■ **Written request**: Rewrite everything in the listing below, from the line containing "- legend-scale-labels: 50" down to the line containing "- wind-barbs-layer: [0, 33, 800, 565]", as a Markdown table with the columns No. and Line. Number each row and leave out any blank lines.

■ **Data extract**:
####################

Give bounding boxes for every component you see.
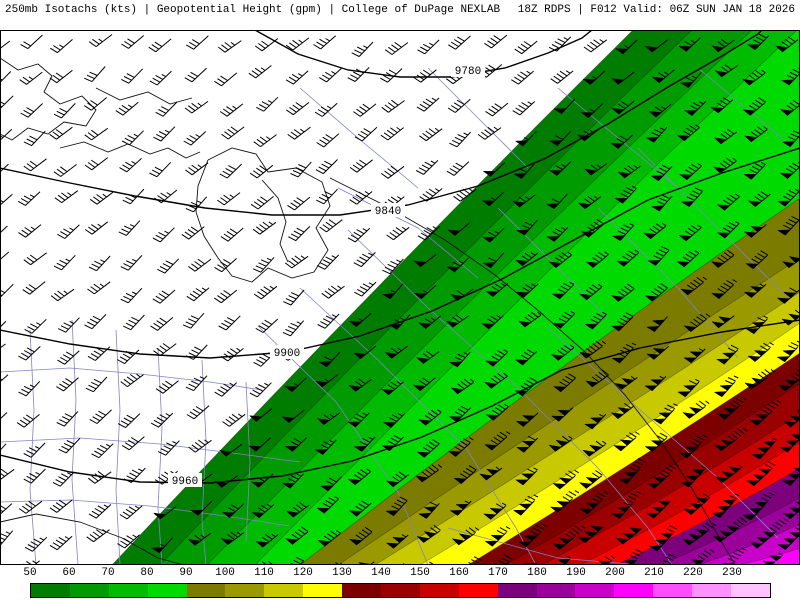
- legend-scale-labels: 50 60 70 80 90 100 110 120 130 140 150 160 170 180 190…: [0, 567, 800, 581]
- legend-color-cell: [653, 584, 693, 597]
- legend-color-cell: [69, 584, 109, 597]
- legend-tick-70: 70: [101, 567, 115, 579]
- contour-label-9840: 9840: [375, 206, 401, 218]
- legend-color-cell: [419, 584, 459, 597]
- road-line: [29, 329, 37, 565]
- legend-color-cell: [31, 584, 70, 597]
- road-line: [597, 207, 739, 359]
- legend-color-cell: [186, 584, 226, 597]
- legend-tick-60: 60: [62, 567, 76, 579]
- legend-tick-100: 100: [215, 567, 235, 579]
- legend-color-cell: [147, 584, 187, 597]
- wind-barbs: [0, 33, 800, 565]
- contour-label-9900: 9900: [274, 348, 300, 360]
- road-line: [157, 347, 163, 565]
- legend-tick-90: 90: [179, 567, 193, 579]
- contour-label-box: [371, 203, 405, 217]
- road-line: [347, 229, 673, 565]
- legend-color-cell: [381, 584, 420, 597]
- road-line: [337, 187, 479, 279]
- road-line: [427, 67, 529, 169]
- coastline: [329, 177, 736, 565]
- legend-tick-220: 220: [683, 567, 703, 579]
- road-line: [0, 437, 301, 463]
- isotach-band-200: [738, 548, 800, 565]
- wind-barbs-layer: [0, 33, 800, 565]
- coastline: [0, 57, 97, 141]
- weather-map: 9780 9840 9900 9960: [0, 30, 800, 565]
- map-title: 250mb Isotachs (kts) | Geopotential Heig…: [5, 4, 501, 16]
- legend-color-cell: [575, 584, 615, 597]
- road-line: [245, 381, 251, 543]
- road-line: [71, 319, 79, 565]
- road-line: [547, 327, 779, 539]
- wind-barb-pennants: [150, 44, 800, 565]
- contour-label-9780: 9780: [455, 66, 481, 78]
- legend-tick-160: 160: [449, 567, 469, 579]
- contour-label-box: [168, 473, 202, 487]
- legend-tick-190: 190: [566, 567, 586, 579]
- contour-label-9960: 9960: [172, 476, 198, 488]
- legend-color-cell: [225, 584, 265, 597]
- legend-color-cell: [497, 584, 537, 597]
- title-bar: 250mb Isotachs (kts) | Geopotential Heig…: [0, 0, 800, 30]
- coastline: [59, 141, 201, 159]
- legend-color-cell: [342, 584, 382, 597]
- legend-tick-130: 130: [332, 567, 352, 579]
- contour-label-box: [270, 345, 304, 359]
- legend-color-cell: [692, 584, 732, 597]
- legend-tick-140: 140: [371, 567, 391, 579]
- isotach-band-190: [698, 524, 800, 565]
- legend-color-cell: [458, 584, 498, 597]
- isotach-legend: 50 60 70 80 90 100 110 120 130 140 150 160 170 180 190…: [0, 565, 800, 600]
- coastline: [0, 513, 185, 565]
- road-line: [497, 207, 609, 319]
- road-line: [0, 499, 291, 527]
- legend-color-cell: [731, 584, 770, 597]
- legend-color-cell: [536, 584, 576, 597]
- legend-tick-150: 150: [410, 567, 430, 579]
- height-contour-9840: [0, 30, 763, 216]
- legend-tick-50: 50: [23, 567, 37, 579]
- legend-tick-110: 110: [254, 567, 274, 579]
- road-line: [257, 325, 429, 565]
- coastline: [261, 179, 289, 263]
- road-line: [115, 329, 121, 565]
- isotach-bands-layer: [111, 30, 800, 565]
- model-run-info: 18Z RDPS | F012 Valid: 06Z SUN JAN 18 20…: [517, 4, 795, 16]
- legend-color-cell: [264, 584, 304, 597]
- legend-tick-120: 120: [293, 567, 313, 579]
- legend-tick-200: 200: [605, 567, 625, 579]
- coastline: [195, 147, 331, 283]
- legend-colorbar: [30, 583, 771, 598]
- legend-color-cell: [614, 584, 654, 597]
- road-line: [447, 527, 641, 565]
- legend-tick-210: 210: [644, 567, 664, 579]
- geography-layer: [0, 57, 797, 565]
- legend-color-cell: [303, 584, 343, 597]
- contour-label-box: [451, 63, 485, 77]
- legend-tick-230: 230: [722, 567, 742, 579]
- road-line: [299, 87, 419, 189]
- coastline: [95, 87, 193, 105]
- road-line: [299, 287, 537, 565]
- legend-tick-180: 180: [527, 567, 547, 579]
- road-line: [697, 67, 797, 151]
- road-line: [0, 367, 263, 391]
- legend-tick-170: 170: [488, 567, 508, 579]
- contour-labels-layer: 9780 9840 9900 9960: [168, 63, 485, 488]
- legend-tick-80: 80: [140, 567, 154, 579]
- legend-color-cell: [108, 584, 148, 597]
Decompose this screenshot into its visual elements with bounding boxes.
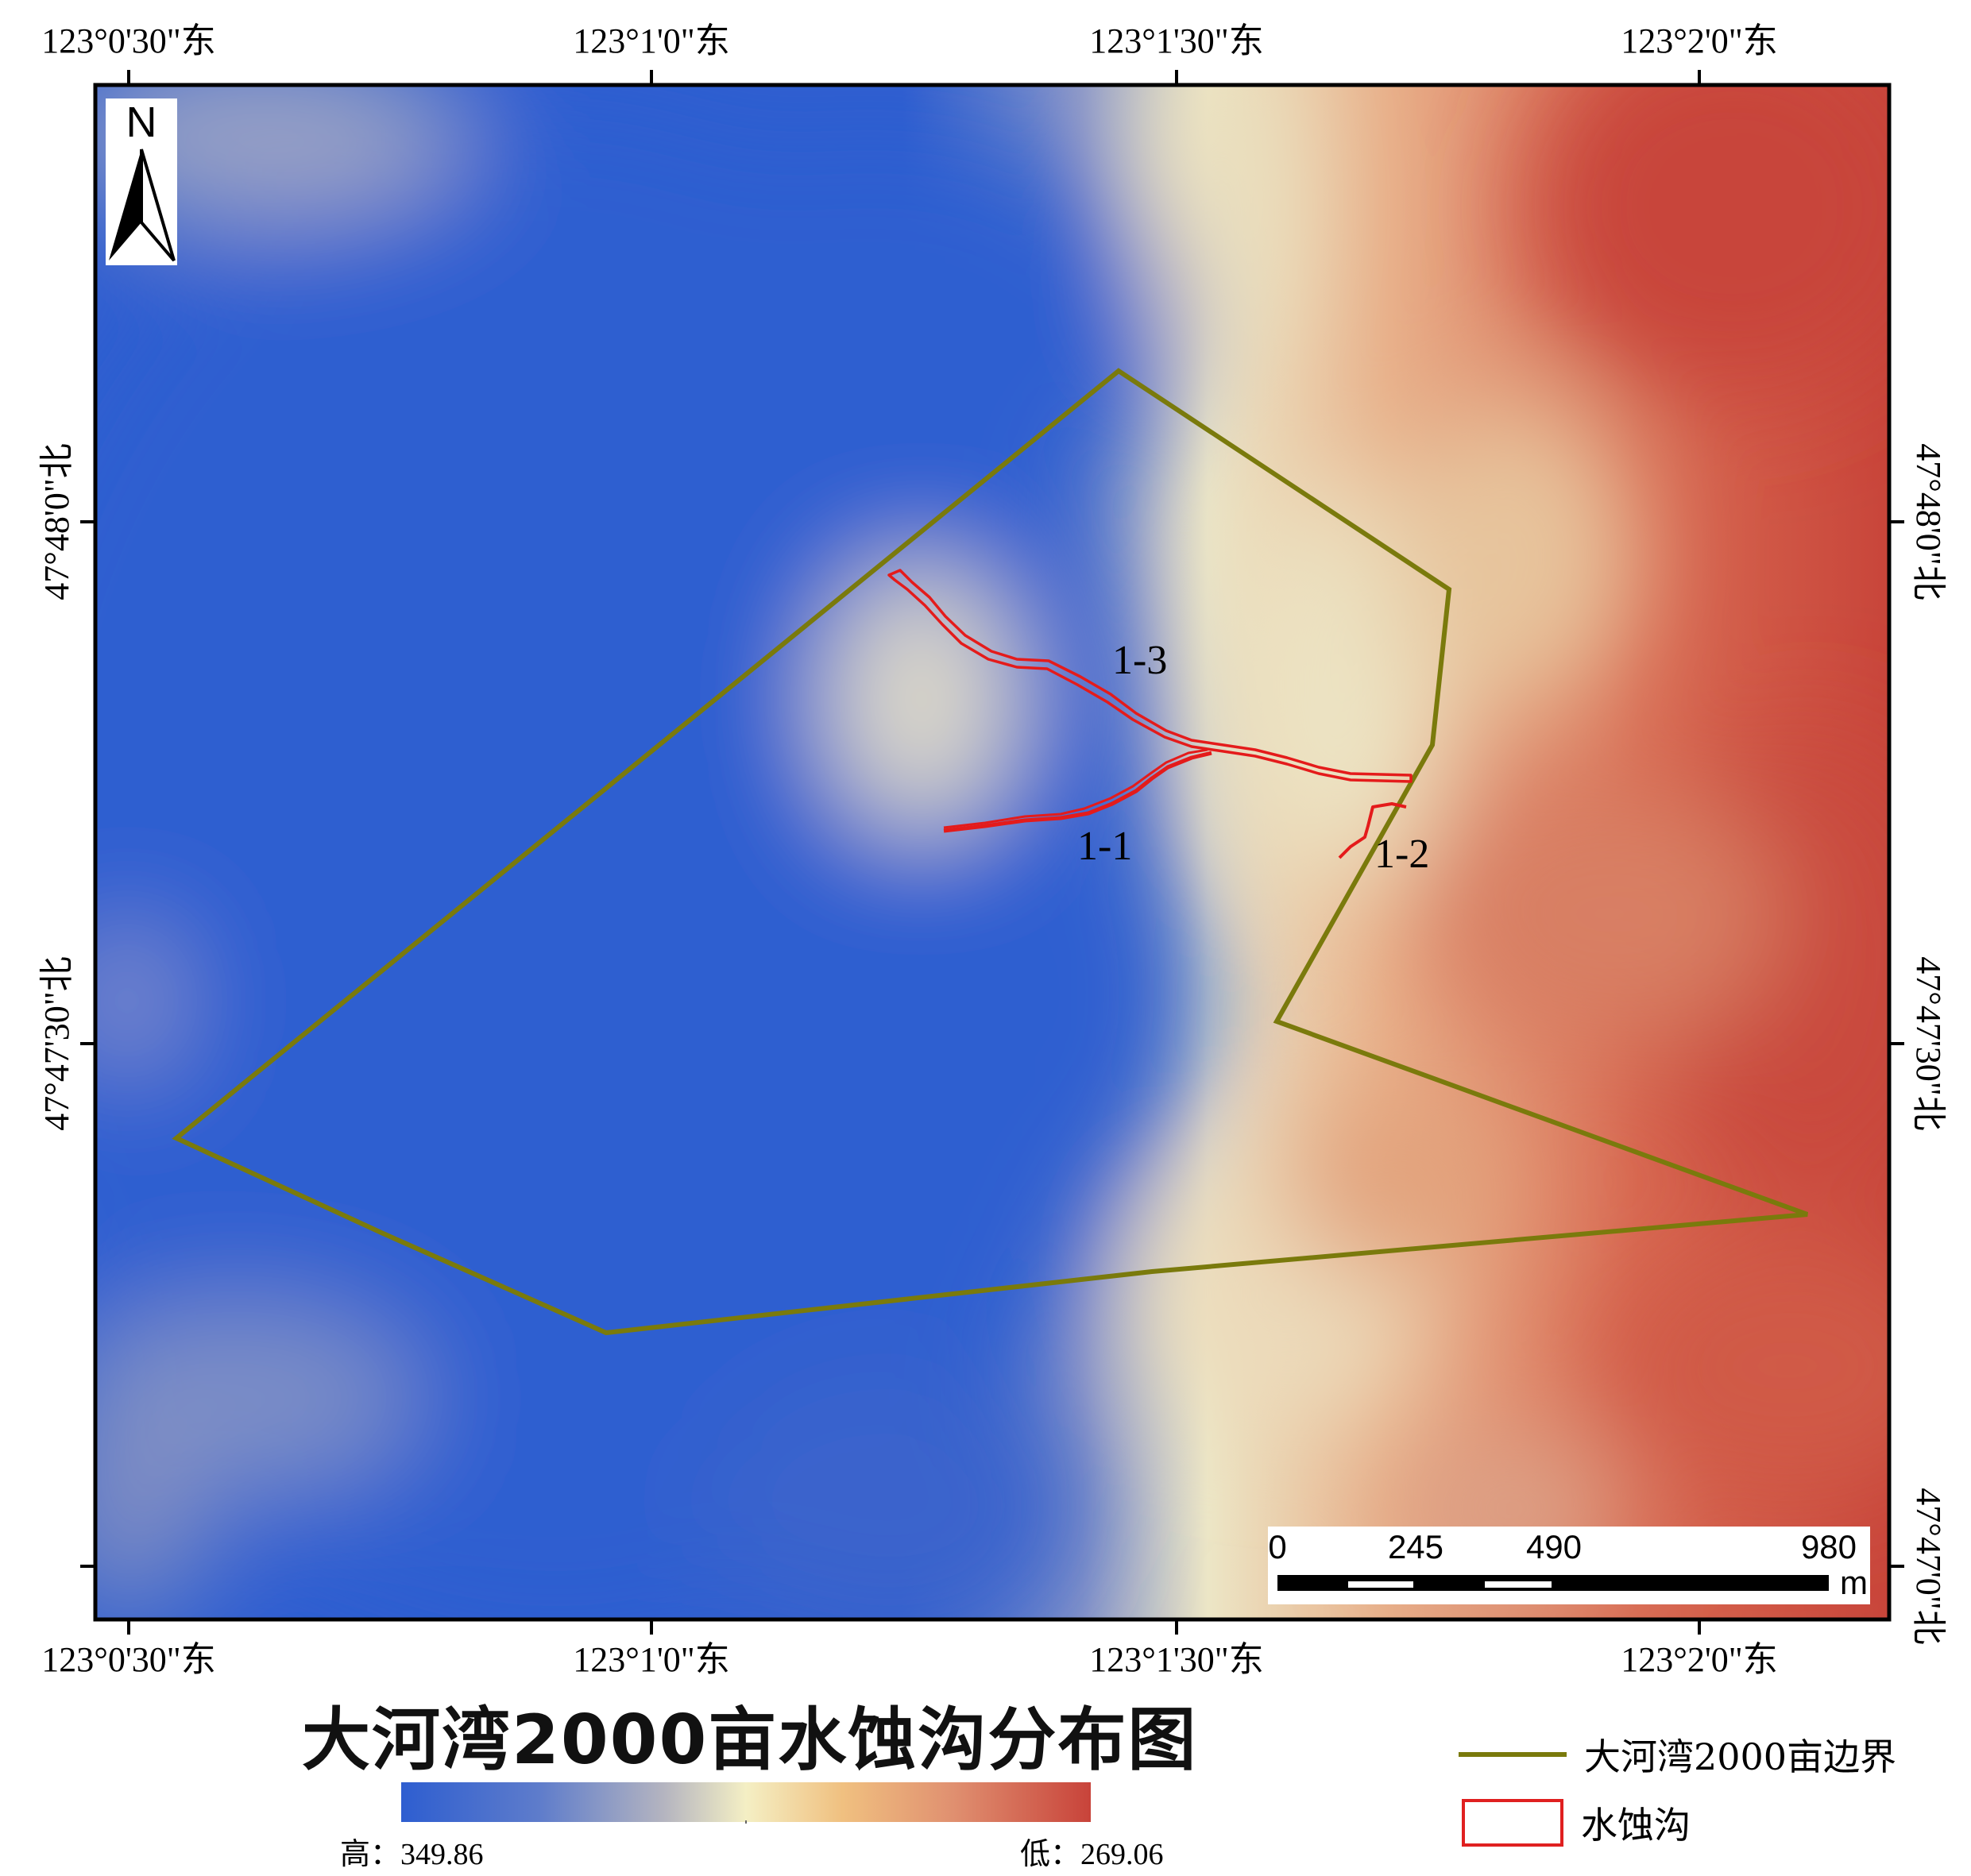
elevation-low-label: 低：269.06 (1020, 1838, 1164, 1871)
gully-label-1-2: 1-2 (1374, 832, 1429, 877)
gully-1-1 (943, 751, 1212, 833)
scale-label: 245 (1388, 1528, 1443, 1565)
legend-gully: 水蚀沟 (1462, 1797, 1691, 1849)
legend-boundary-label: 大河湾2000亩边界 (1584, 1735, 1897, 1778)
map-frame (93, 83, 1892, 1622)
left-lat-labels: 47°48'0"北 47°47'30"北 (37, 443, 76, 1130)
study-area-boundary (172, 368, 1809, 1336)
bottom-lon-labels: 123°0'30"东 123°1'0"东 123°1'30"东 123°2'0"… (41, 1640, 1777, 1679)
gully-1-2 (1338, 802, 1407, 859)
right-lat-labels: 47°48'0"北 47°47'30"北 47°47'0"北 (1909, 443, 1948, 1644)
ramp-midpoint-tick (745, 1820, 747, 1824)
scale-label: 980 (1801, 1528, 1857, 1565)
bottom-lon-label: 123°1'0"东 (573, 1640, 729, 1679)
map-title: 大河湾2000亩水蚀沟分布图 (302, 1700, 1198, 1780)
top-lon-label: 123°1'0"东 (573, 21, 729, 60)
top-lon-label: 123°2'0"东 (1621, 21, 1777, 60)
bottom-lon-label: 123°0'30"东 (41, 1640, 215, 1679)
legend-gully-label: 水蚀沟 (1581, 1804, 1691, 1847)
elevation-raster (95, 85, 1889, 1619)
right-lat-label: 47°48'0"北 (1909, 443, 1948, 600)
scale-label: 490 (1526, 1528, 1582, 1565)
right-lat-label: 47°47'0"北 (1909, 1488, 1948, 1644)
north-arrow-icon (109, 149, 141, 261)
gully-swatch (1462, 1799, 1563, 1847)
top-lon-label: 123°0'30"东 (41, 21, 215, 60)
top-lon-label: 123°1'30"东 (1089, 21, 1263, 60)
gully-1-1-b (943, 748, 1208, 829)
elevation-color-ramp (401, 1782, 1091, 1822)
gully-1-3 (887, 569, 1413, 783)
north-arrow: N (106, 98, 177, 265)
elevation-high-label: 高：349.86 (340, 1838, 484, 1871)
top-lon-labels: 123°0'30"东 123°1'0"东 123°1'30"东 123°2'0"… (41, 21, 1777, 60)
left-lat-label: 47°47'30"北 (37, 956, 76, 1130)
gully-label-1-3: 1-3 (1112, 638, 1167, 683)
north-arrow-label: N (126, 98, 157, 146)
scale-bar: 0 245 490 980 m (1268, 1527, 1870, 1604)
scale-label: 0 (1268, 1528, 1286, 1565)
gully-label-1-1: 1-1 (1077, 824, 1132, 869)
right-lat-label: 47°47'30"北 (1909, 956, 1948, 1130)
bottom-lon-label: 123°2'0"东 (1621, 1640, 1777, 1679)
gully-features (887, 569, 1413, 859)
boundary-swatch (1459, 1752, 1567, 1757)
graticule-ticks (80, 70, 1904, 1635)
legend-boundary: 大河湾2000亩边界 (1459, 1728, 1896, 1781)
scale-unit: m (1840, 1564, 1868, 1601)
bottom-lon-label: 123°1'30"东 (1089, 1640, 1263, 1679)
left-lat-label: 47°48'0"北 (37, 443, 76, 600)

####################

■ **Completed task**:
| No. | Line |
|---|---|
| 1 | - legend-scale-labels: 50 60 70 80 90 100 110 120 130 140 150 160 170 180 190…: [0, 567, 800, 581] |
| 2 | - legend-color-cell: [653, 584, 693, 597] |
| 3 | - legend-color-cell: [69, 584, 109, 597] |
| 4 | - legend-tick-70: 70: [101, 567, 115, 579] |
| 5 | - contour-label-9840: 9840: [375, 206, 401, 218] |
| 6 | - legend-color-cell: [419, 584, 459, 597] |
| 7 | - road-line: [29, 329, 37, 565] |
| 8 | - legend-color-cell: [31, 584, 70, 597] |
| 9 | - road-line: [597, 207, 739, 359] |
| 10 | - legend-color-cell: [186, 584, 226, 597] |
| 11 | - legend-tick-60: 60: [62, 567, 76, 579] |
| 12 | - legend-tick-100: 100: [215, 567, 235, 579] |
| 13 | - legend-color-cell: [147, 584, 187, 597] |
| 14 | - wind-barbs: [0, 33, 800, 565] |
| 15 | - contour-label-9900: 9900: [274, 348, 300, 360] |
| 16 | - road-line: [157, 347, 163, 565] |
| 17 | - legend-tick-90: 90: [179, 567, 193, 579] |
| 18 | - contour-label-box: [371, 203, 405, 217] |
| 19 | - road-line: [347, 229, 673, 565] |
| 20 | - legend-color-cell: [381, 584, 420, 597] |
| 21 | - road-line: [337, 187, 479, 279] |
| 22 | - road-line: [427, 67, 529, 169] |
| 23 | - coastline: [329, 177, 736, 565] |
| 24 | - legend-tick-220: 220: [683, 567, 703, 579] |
| 25 | - road-line: [0, 437, 301, 463] |
| 26 | - isotach-band-200: [738, 548, 800, 565] |
| 27 | - wind-barbs-layer: [0, 33, 800, 565] |